■ What you are asked to do ■
Search the material for the word "dashed" and copy each line that holds it.

■ Stored data ■

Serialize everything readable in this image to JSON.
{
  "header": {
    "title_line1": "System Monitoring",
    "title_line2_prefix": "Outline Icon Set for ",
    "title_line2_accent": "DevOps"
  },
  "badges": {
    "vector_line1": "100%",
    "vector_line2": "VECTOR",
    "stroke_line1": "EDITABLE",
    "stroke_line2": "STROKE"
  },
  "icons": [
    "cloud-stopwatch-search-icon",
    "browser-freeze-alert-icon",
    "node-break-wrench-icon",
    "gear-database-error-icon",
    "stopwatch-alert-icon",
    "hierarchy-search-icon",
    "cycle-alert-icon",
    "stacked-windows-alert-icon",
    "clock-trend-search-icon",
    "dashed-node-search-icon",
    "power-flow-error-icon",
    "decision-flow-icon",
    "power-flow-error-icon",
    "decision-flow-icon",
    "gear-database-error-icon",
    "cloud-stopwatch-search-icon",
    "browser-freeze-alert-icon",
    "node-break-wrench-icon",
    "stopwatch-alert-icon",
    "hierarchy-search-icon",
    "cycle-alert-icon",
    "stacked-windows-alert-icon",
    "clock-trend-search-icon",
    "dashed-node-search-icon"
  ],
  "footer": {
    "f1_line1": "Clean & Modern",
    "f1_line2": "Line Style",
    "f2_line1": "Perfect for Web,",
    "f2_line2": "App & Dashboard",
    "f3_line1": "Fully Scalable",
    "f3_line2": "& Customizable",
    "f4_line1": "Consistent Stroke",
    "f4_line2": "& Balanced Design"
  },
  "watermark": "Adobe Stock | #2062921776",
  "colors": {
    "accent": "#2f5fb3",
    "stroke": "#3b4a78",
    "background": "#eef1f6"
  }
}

■ Task result ■
    "dashed-node-search-icon",
    "dashed-node-search-icon"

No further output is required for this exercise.